## WHAT THIS TASK INVOLVES:
Transcribe each of the records below exactly, excluding all pictures.

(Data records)
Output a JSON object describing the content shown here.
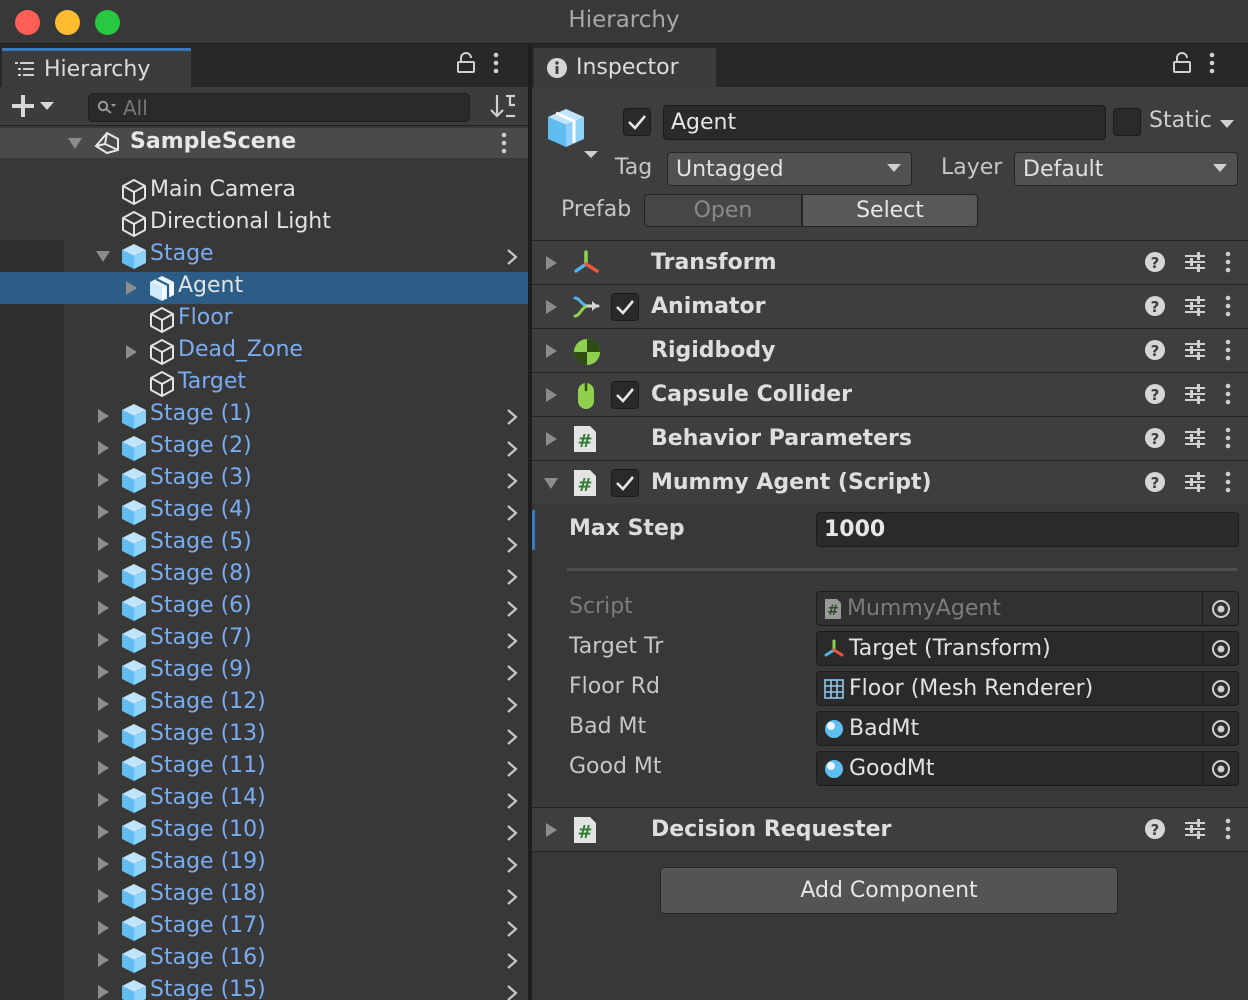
{
  "window": {
    "title": "Hierarchy",
    "colors": {
      "close": "#ff5f57",
      "minimize": "#febc2e",
      "maximize": "#28c840"
    }
  },
  "hierarchy": {
    "tab_label": "Hierarchy",
    "search_placeholder": "All",
    "scene": "SampleScene",
    "items": [
      {
        "label": "Main Camera",
        "icon": "gameobject-outline-icon",
        "prefab": false,
        "depth": 1,
        "expander": "none",
        "selected": false
      },
      {
        "label": "Directional Light",
        "icon": "gameobject-outline-icon",
        "prefab": false,
        "depth": 1,
        "expander": "none",
        "selected": false
      },
      {
        "label": "Stage",
        "icon": "prefab-cube-icon",
        "prefab": true,
        "depth": 1,
        "expander": "expanded",
        "chevron": true,
        "selected": false
      },
      {
        "label": "Agent",
        "icon": "prefab-variant-cube-icon",
        "prefab": true,
        "depth": 2,
        "expander": "collapsed",
        "selected": true
      },
      {
        "label": "Floor",
        "icon": "gameobject-outline-icon",
        "prefab": true,
        "depth": 2,
        "expander": "none",
        "selected": false
      },
      {
        "label": "Dead_Zone",
        "icon": "gameobject-outline-icon",
        "prefab": true,
        "depth": 2,
        "expander": "collapsed",
        "selected": false
      },
      {
        "label": "Target",
        "icon": "gameobject-outline-icon",
        "prefab": true,
        "depth": 2,
        "expander": "none",
        "selected": false
      },
      {
        "label": "Stage (1)",
        "icon": "prefab-cube-icon",
        "prefab": true,
        "depth": 1,
        "expander": "collapsed",
        "chevron": true,
        "selected": false
      },
      {
        "label": "Stage (2)",
        "icon": "prefab-cube-icon",
        "prefab": true,
        "depth": 1,
        "expander": "collapsed",
        "chevron": true,
        "selected": false
      },
      {
        "label": "Stage (3)",
        "icon": "prefab-cube-icon",
        "prefab": true,
        "depth": 1,
        "expander": "collapsed",
        "chevron": true,
        "selected": false
      },
      {
        "label": "Stage (4)",
        "icon": "prefab-cube-icon",
        "prefab": true,
        "depth": 1,
        "expander": "collapsed",
        "chevron": true,
        "selected": false
      },
      {
        "label": "Stage (5)",
        "icon": "prefab-cube-icon",
        "prefab": true,
        "depth": 1,
        "expander": "collapsed",
        "chevron": true,
        "selected": false
      },
      {
        "label": "Stage (8)",
        "icon": "prefab-cube-icon",
        "prefab": true,
        "depth": 1,
        "expander": "collapsed",
        "chevron": true,
        "selected": false
      },
      {
        "label": "Stage (6)",
        "icon": "prefab-cube-icon",
        "prefab": true,
        "depth": 1,
        "expander": "collapsed",
        "chevron": true,
        "selected": false
      },
      {
        "label": "Stage (7)",
        "icon": "prefab-cube-icon",
        "prefab": true,
        "depth": 1,
        "expander": "collapsed",
        "chevron": true,
        "selected": false
      },
      {
        "label": "Stage (9)",
        "icon": "prefab-cube-icon",
        "prefab": true,
        "depth": 1,
        "expander": "collapsed",
        "chevron": true,
        "selected": false
      },
      {
        "label": "Stage (12)",
        "icon": "prefab-cube-icon",
        "prefab": true,
        "depth": 1,
        "expander": "collapsed",
        "chevron": true,
        "selected": false
      },
      {
        "label": "Stage (13)",
        "icon": "prefab-cube-icon",
        "prefab": true,
        "depth": 1,
        "expander": "collapsed",
        "chevron": true,
        "selected": false
      },
      {
        "label": "Stage (11)",
        "icon": "prefab-cube-icon",
        "prefab": true,
        "depth": 1,
        "expander": "collapsed",
        "chevron": true,
        "selected": false
      },
      {
        "label": "Stage (14)",
        "icon": "prefab-cube-icon",
        "prefab": true,
        "depth": 1,
        "expander": "collapsed",
        "chevron": true,
        "selected": false
      },
      {
        "label": "Stage (10)",
        "icon": "prefab-cube-icon",
        "prefab": true,
        "depth": 1,
        "expander": "collapsed",
        "chevron": true,
        "selected": false
      },
      {
        "label": "Stage (19)",
        "icon": "prefab-cube-icon",
        "prefab": true,
        "depth": 1,
        "expander": "collapsed",
        "chevron": true,
        "selected": false
      },
      {
        "label": "Stage (18)",
        "icon": "prefab-cube-icon",
        "prefab": true,
        "depth": 1,
        "expander": "collapsed",
        "chevron": true,
        "selected": false
      },
      {
        "label": "Stage (17)",
        "icon": "prefab-cube-icon",
        "prefab": true,
        "depth": 1,
        "expander": "collapsed",
        "chevron": true,
        "selected": false
      },
      {
        "label": "Stage (16)",
        "icon": "prefab-cube-icon",
        "prefab": true,
        "depth": 1,
        "expander": "collapsed",
        "chevron": true,
        "selected": false
      },
      {
        "label": "Stage (15)",
        "icon": "prefab-cube-icon",
        "prefab": true,
        "depth": 1,
        "expander": "collapsed",
        "chevron": true,
        "selected": false
      }
    ],
    "colors": {
      "prefab_text": "#7aacf2",
      "selection": "#2c5d87"
    }
  },
  "inspector": {
    "tab_label": "Inspector",
    "object": {
      "name": "Agent",
      "active": true,
      "static_label": "Static",
      "static_checked": false,
      "tag_label": "Tag",
      "tag_value": "Untagged",
      "layer_label": "Layer",
      "layer_value": "Default",
      "prefab_label": "Prefab",
      "open_label": "Open",
      "select_label": "Select"
    },
    "components": [
      {
        "name": "Transform",
        "icon": "transform-icon",
        "has_toggle": false,
        "expanded": false
      },
      {
        "name": "Animator",
        "icon": "animator-icon",
        "has_toggle": true,
        "enabled": true,
        "expanded": false
      },
      {
        "name": "Rigidbody",
        "icon": "rigidbody-icon",
        "has_toggle": false,
        "expanded": false
      },
      {
        "name": "Capsule Collider",
        "icon": "capsule-collider-icon",
        "has_toggle": true,
        "enabled": true,
        "expanded": false
      },
      {
        "name": "Behavior Parameters",
        "icon": "script-icon",
        "has_toggle": false,
        "expanded": false
      },
      {
        "name": "Mummy Agent (Script)",
        "icon": "script-icon",
        "has_toggle": true,
        "enabled": true,
        "expanded": true
      }
    ],
    "mummy_agent": {
      "max_step_label": "Max Step",
      "max_step_value": "1000",
      "fields": [
        {
          "label": "Script",
          "value": "MummyAgent",
          "icon": "script-icon",
          "disabled": true
        },
        {
          "label": "Target Tr",
          "value": "Target (Transform)",
          "icon": "transform-icon",
          "disabled": false
        },
        {
          "label": "Floor Rd",
          "value": "Floor (Mesh Renderer)",
          "icon": "mesh-renderer-icon",
          "disabled": false
        },
        {
          "label": "Bad Mt",
          "value": "BadMt",
          "icon": "material-icon",
          "disabled": false
        },
        {
          "label": "Good Mt",
          "value": "GoodMt",
          "icon": "material-icon",
          "disabled": false
        }
      ]
    },
    "decision_requester": {
      "name": "Decision Requester",
      "icon": "script-icon"
    },
    "add_component_label": "Add Component"
  }
}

## SOLUTION FOR THIS TASK:
Output a JSON object describing the content shown here.
{
  "window": {
    "title": "Hierarchy",
    "colors": {
      "close": "#ff5f57",
      "minimize": "#febc2e",
      "maximize": "#28c840"
    }
  },
  "hierarchy": {
    "tab_label": "Hierarchy",
    "search_placeholder": "All",
    "scene": "SampleScene",
    "items": [
      {
        "label": "Main Camera",
        "icon": "gameobject-outline-icon",
        "prefab": false,
        "depth": 1,
        "expander": "none",
        "selected": false
      },
      {
        "label": "Directional Light",
        "icon": "gameobject-outline-icon",
        "prefab": false,
        "depth": 1,
        "expander": "none",
        "selected": false
      },
      {
        "label": "Stage",
        "icon": "prefab-cube-icon",
        "prefab": true,
        "depth": 1,
        "expander": "expanded",
        "chevron": true,
        "selected": false
      },
      {
        "label": "Agent",
        "icon": "prefab-variant-cube-icon",
        "prefab": true,
        "depth": 2,
        "expander": "collapsed",
        "selected": true
      },
      {
        "label": "Floor",
        "icon": "gameobject-outline-icon",
        "prefab": true,
        "depth": 2,
        "expander": "none",
        "selected": false
      },
      {
        "label": "Dead_Zone",
        "icon": "gameobject-outline-icon",
        "prefab": true,
        "depth": 2,
        "expander": "collapsed",
        "selected": false
      },
      {
        "label": "Target",
        "icon": "gameobject-outline-icon",
        "prefab": true,
        "depth": 2,
        "expander": "none",
        "selected": false
      },
      {
        "label": "Stage (1)",
        "icon": "prefab-cube-icon",
        "prefab": true,
        "depth": 1,
        "expander": "collapsed",
        "chevron": true,
        "selected": false
      },
      {
        "label": "Stage (2)",
        "icon": "prefab-cube-icon",
        "prefab": true,
        "depth": 1,
        "expander": "collapsed",
        "chevron": true,
        "selected": false
      },
      {
        "label": "Stage (3)",
        "icon": "prefab-cube-icon",
        "prefab": true,
        "depth": 1,
        "expander": "collapsed",
        "chevron": true,
        "selected": false
      },
      {
        "label": "Stage (4)",
        "icon": "prefab-cube-icon",
        "prefab": true,
        "depth": 1,
        "expander": "collapsed",
        "chevron": true,
        "selected": false
      },
      {
        "label": "Stage (5)",
        "icon": "prefab-cube-icon",
        "prefab": true,
        "depth": 1,
        "expander": "collapsed",
        "chevron": true,
        "selected": false
      },
      {
        "label": "Stage (8)",
        "icon": "prefab-cube-icon",
        "prefab": true,
        "depth": 1,
        "expander": "collapsed",
        "chevron": true,
        "selected": false
      },
      {
        "label": "Stage (6)",
        "icon": "prefab-cube-icon",
        "prefab": true,
        "depth": 1,
        "expander": "collapsed",
        "chevron": true,
        "selected": false
      },
      {
        "label": "Stage (7)",
        "icon": "prefab-cube-icon",
        "prefab": true,
        "depth": 1,
        "expander": "collapsed",
        "chevron": true,
        "selected": false
      },
      {
        "label": "Stage (9)",
        "icon": "prefab-cube-icon",
        "prefab": true,
        "depth": 1,
        "expander": "collapsed",
        "chevron": true,
        "selected": false
      },
      {
        "label": "Stage (12)",
        "icon": "prefab-cube-icon",
        "prefab": true,
        "depth": 1,
        "expander": "collapsed",
        "chevron": true,
        "selected": false
      },
      {
        "label": "Stage (13)",
        "icon": "prefab-cube-icon",
        "prefab": true,
        "depth": 1,
        "expander": "collapsed",
        "chevron": true,
        "selected": false
      },
      {
        "label": "Stage (11)",
        "icon": "prefab-cube-icon",
        "prefab": true,
        "depth": 1,
        "expander": "collapsed",
        "chevron": true,
        "selected": false
      },
      {
        "label": "Stage (14)",
        "icon": "prefab-cube-icon",
        "prefab": true,
        "depth": 1,
        "expander": "collapsed",
        "chevron": true,
        "selected": false
      },
      {
        "label": "Stage (10)",
        "icon": "prefab-cube-icon",
        "prefab": true,
        "depth": 1,
        "expander": "collapsed",
        "chevron": true,
        "selected": false
      },
      {
        "label": "Stage (19)",
        "icon": "prefab-cube-icon",
        "prefab": true,
        "depth": 1,
        "expander": "collapsed",
        "chevron": true,
        "selected": false
      },
      {
        "label": "Stage (18)",
        "icon": "prefab-cube-icon",
        "prefab": true,
        "depth": 1,
        "expander": "collapsed",
        "chevron": true,
        "selected": false
      },
      {
        "label": "Stage (17)",
        "icon": "prefab-cube-icon",
        "prefab": true,
        "depth": 1,
        "expander": "collapsed",
        "chevron": true,
        "selected": false
      },
      {
        "label": "Stage (16)",
        "icon": "prefab-cube-icon",
        "prefab": true,
        "depth": 1,
        "expander": "collapsed",
        "chevron": true,
        "selected": false
      },
      {
        "label": "Stage (15)",
        "icon": "prefab-cube-icon",
        "prefab": true,
        "depth": 1,
        "expander": "collapsed",
        "chevron": true,
        "selected": false
      }
    ],
    "colors": {
      "prefab_text": "#7aacf2",
      "selection": "#2c5d87"
    }
  },
  "inspector": {
    "tab_label": "Inspector",
    "object": {
      "name": "Agent",
      "active": true,
      "static_label": "Static",
      "static_checked": false,
      "tag_label": "Tag",
      "tag_value": "Untagged",
      "layer_label": "Layer",
      "layer_value": "Default",
      "prefab_label": "Prefab",
      "open_label": "Open",
      "select_label": "Select"
    },
    "components": [
      {
        "name": "Transform",
        "icon": "transform-icon",
        "has_toggle": false,
        "expanded": false
      },
      {
        "name": "Animator",
        "icon": "animator-icon",
        "has_toggle": true,
        "enabled": true,
        "expanded": false
      },
      {
        "name": "Rigidbody",
        "icon": "rigidbody-icon",
        "has_toggle": false,
        "expanded": false
      },
      {
        "name": "Capsule Collider",
        "icon": "capsule-collider-icon",
        "has_toggle": true,
        "enabled": true,
        "expanded": false
      },
      {
        "name": "Behavior Parameters",
        "icon": "script-icon",
        "has_toggle": false,
        "expanded": false
      },
      {
        "name": "Mummy Agent (Script)",
        "icon": "script-icon",
        "has_toggle": true,
        "enabled": true,
        "expanded": true
      }
    ],
    "mummy_agent": {
      "max_step_label": "Max Step",
      "max_step_value": "1000",
      "fields": [
        {
          "label": "Script",
          "value": "MummyAgent",
          "icon": "script-icon",
          "disabled": true
        },
        {
          "label": "Target Tr",
          "value": "Target (Transform)",
          "icon": "transform-icon",
          "disabled": false
        },
        {
          "label": "Floor Rd",
          "value": "Floor (Mesh Renderer)",
          "icon": "mesh-renderer-icon",
          "disabled": false
        },
        {
          "label": "Bad Mt",
          "value": "BadMt",
          "icon": "material-icon",
          "disabled": false
        },
        {
          "label": "Good Mt",
          "value": "GoodMt",
          "icon": "material-icon",
          "disabled": false
        }
      ]
    },
    "decision_requester": {
      "name": "Decision Requester",
      "icon": "script-icon"
    },
    "add_component_label": "Add Component"
  }
}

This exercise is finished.